──────── Data to process

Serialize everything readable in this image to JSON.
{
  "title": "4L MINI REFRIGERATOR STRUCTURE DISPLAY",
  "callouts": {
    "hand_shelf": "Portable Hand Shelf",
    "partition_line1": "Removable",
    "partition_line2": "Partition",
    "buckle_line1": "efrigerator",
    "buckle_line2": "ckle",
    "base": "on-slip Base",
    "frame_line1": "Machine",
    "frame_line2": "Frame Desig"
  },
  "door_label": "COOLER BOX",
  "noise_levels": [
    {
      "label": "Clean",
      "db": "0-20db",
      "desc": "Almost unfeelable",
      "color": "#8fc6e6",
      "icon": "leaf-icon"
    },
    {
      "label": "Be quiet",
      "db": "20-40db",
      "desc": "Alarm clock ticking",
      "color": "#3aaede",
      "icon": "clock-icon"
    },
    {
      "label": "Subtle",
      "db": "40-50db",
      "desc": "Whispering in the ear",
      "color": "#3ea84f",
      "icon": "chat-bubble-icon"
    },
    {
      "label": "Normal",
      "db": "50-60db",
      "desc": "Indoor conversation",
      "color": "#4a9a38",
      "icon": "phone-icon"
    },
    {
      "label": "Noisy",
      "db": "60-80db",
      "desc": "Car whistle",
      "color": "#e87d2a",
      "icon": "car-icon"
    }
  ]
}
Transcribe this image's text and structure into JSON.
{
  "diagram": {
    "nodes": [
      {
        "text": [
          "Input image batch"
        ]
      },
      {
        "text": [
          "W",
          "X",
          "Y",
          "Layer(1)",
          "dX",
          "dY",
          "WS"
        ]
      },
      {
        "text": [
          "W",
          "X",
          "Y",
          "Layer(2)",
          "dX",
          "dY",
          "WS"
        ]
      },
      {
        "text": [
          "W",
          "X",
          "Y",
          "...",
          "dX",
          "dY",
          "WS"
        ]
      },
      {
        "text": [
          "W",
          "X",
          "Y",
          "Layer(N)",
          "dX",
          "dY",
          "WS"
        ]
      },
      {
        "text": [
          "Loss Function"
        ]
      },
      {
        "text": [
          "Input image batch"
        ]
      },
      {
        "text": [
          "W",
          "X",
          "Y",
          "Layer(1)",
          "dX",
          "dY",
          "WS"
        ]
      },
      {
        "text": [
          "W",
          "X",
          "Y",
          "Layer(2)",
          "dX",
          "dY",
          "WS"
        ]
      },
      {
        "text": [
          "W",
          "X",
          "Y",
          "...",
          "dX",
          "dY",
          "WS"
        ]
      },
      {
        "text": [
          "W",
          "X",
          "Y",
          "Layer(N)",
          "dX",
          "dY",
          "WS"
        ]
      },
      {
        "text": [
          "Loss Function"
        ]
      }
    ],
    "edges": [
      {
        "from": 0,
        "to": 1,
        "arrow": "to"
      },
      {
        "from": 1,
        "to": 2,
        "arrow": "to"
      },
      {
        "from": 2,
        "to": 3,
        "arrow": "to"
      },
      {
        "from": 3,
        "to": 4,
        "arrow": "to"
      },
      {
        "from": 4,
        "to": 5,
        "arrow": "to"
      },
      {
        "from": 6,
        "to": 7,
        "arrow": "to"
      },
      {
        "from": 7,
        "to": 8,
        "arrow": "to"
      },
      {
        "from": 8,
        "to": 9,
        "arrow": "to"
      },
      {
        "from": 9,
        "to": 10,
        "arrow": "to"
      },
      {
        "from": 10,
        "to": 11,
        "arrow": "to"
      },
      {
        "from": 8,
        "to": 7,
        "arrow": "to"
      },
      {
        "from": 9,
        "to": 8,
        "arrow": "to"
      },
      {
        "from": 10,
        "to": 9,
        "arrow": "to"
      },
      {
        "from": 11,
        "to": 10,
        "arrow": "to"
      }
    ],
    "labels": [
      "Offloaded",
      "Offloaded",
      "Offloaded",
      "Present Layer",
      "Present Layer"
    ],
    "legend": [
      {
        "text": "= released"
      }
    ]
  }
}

────────────────

Instruction: Write the whole listing out again. Keep every line exactly as it is.

Answer to the exercise:
Serialize everything readable in this image to JSON.
{
  "title": "4L MINI REFRIGERATOR STRUCTURE DISPLAY",
  "callouts": {
    "hand_shelf": "Portable Hand Shelf",
    "partition_line1": "Removable",
    "partition_line2": "Partition",
    "buckle_line1": "efrigerator",
    "buckle_line2": "ckle",
    "base": "on-slip Base",
    "frame_line1": "Machine",
    "frame_line2": "Frame Desig"
  },
  "door_label": "COOLER BOX",
  "noise_levels": [
    {
      "label": "Clean",
      "db": "0-20db",
      "desc": "Almost unfeelable",
      "color": "#8fc6e6",
      "icon": "leaf-icon"
    },
    {
      "label": "Be quiet",
      "db": "20-40db",
      "desc": "Alarm clock ticking",
      "color": "#3aaede",
      "icon": "clock-icon"
    },
    {
      "label": "Subtle",
      "db": "40-50db",
      "desc": "Whispering in the ear",
      "color": "#3ea84f",
      "icon": "chat-bubble-icon"
    },
    {
      "label": "Normal",
      "db": "50-60db",
      "desc": "Indoor conversation",
      "color": "#4a9a38",
      "icon": "phone-icon"
    },
    {
      "label": "Noisy",
      "db": "60-80db",
      "desc": "Car whistle",
      "color": "#e87d2a",
      "icon": "car-icon"
    }
  ]
}
Transcribe this image's text and structure into JSON.
{
  "diagram": {
    "nodes": [
      {
        "text": [
          "Input image batch"
        ]
      },
      {
        "text": [
          "W",
          "X",
          "Y",
          "Layer(1)",
          "dX",
          "dY",
          "WS"
        ]
      },
      {
        "text": [
          "W",
          "X",
          "Y",
          "Layer(2)",
          "dX",
          "dY",
          "WS"
        ]
      },
      {
        "text": [
          "W",
          "X",
          "Y",
          "...",
          "dX",
          "dY",
          "WS"
        ]
      },
      {
        "text": [
          "W",
          "X",
          "Y",
          "Layer(N)",
          "dX",
          "dY",
          "WS"
        ]
      },
      {
        "text": [
          "Loss Function"
        ]
      },
      {
        "text": [
          "Input image batch"
        ]
      },
      {
        "text": [
          "W",
          "X",
          "Y",
          "Layer(1)",
          "dX",
          "dY",
          "WS"
        ]
      },
      {
        "text": [
          "W",
          "X",
          "Y",
          "Layer(2)",
          "dX",
          "dY",
          "WS"
        ]
      },
      {
        "text": [
          "W",
          "X",
          "Y",
          "...",
          "dX",
          "dY",
          "WS"
        ]
      },
      {
        "text": [
          "W",
          "X",
          "Y",
          "Layer(N)",
          "dX",
          "dY",
          "WS"
        ]
      },
      {
        "text": [
          "Loss Function"
        ]
      }
    ],
    "edges": [
      {
        "from": 0,
        "to": 1,
        "arrow": "to"
      },
      {
        "from": 1,
        "to": 2,
        "arrow": "to"
      },
      {
        "from": 2,
        "to": 3,
        "arrow": "to"
      },
      {
        "from": 3,
        "to": 4,
        "arrow": "to"
      },
      {
        "from": 4,
        "to": 5,
        "arrow": "to"
      },
      {
        "from": 6,
        "to": 7,
        "arrow": "to"
      },
      {
        "from": 7,
        "to": 8,
        "arrow": "to"
      },
      {
        "from": 8,
        "to": 9,
        "arrow": "to"
      },
      {
        "from": 9,
        "to": 10,
        "arrow": "to"
      },
      {
        "from": 10,
        "to": 11,
        "arrow": "to"
      },
      {
        "from": 8,
        "to": 7,
        "arrow": "to"
      },
      {
        "from": 9,
        "to": 8,
        "arrow": "to"
      },
      {
        "from": 10,
        "to": 9,
        "arrow": "to"
      },
      {
        "from": 11,
        "to": 10,
        "arrow": "to"
      }
    ],
    "labels": [
      "Offloaded",
      "Offloaded",
      "Offloaded",
      "Present Layer",
      "Present Layer"
    ],
    "legend": [
      {
        "text": "= released"
      }
    ]
  }
}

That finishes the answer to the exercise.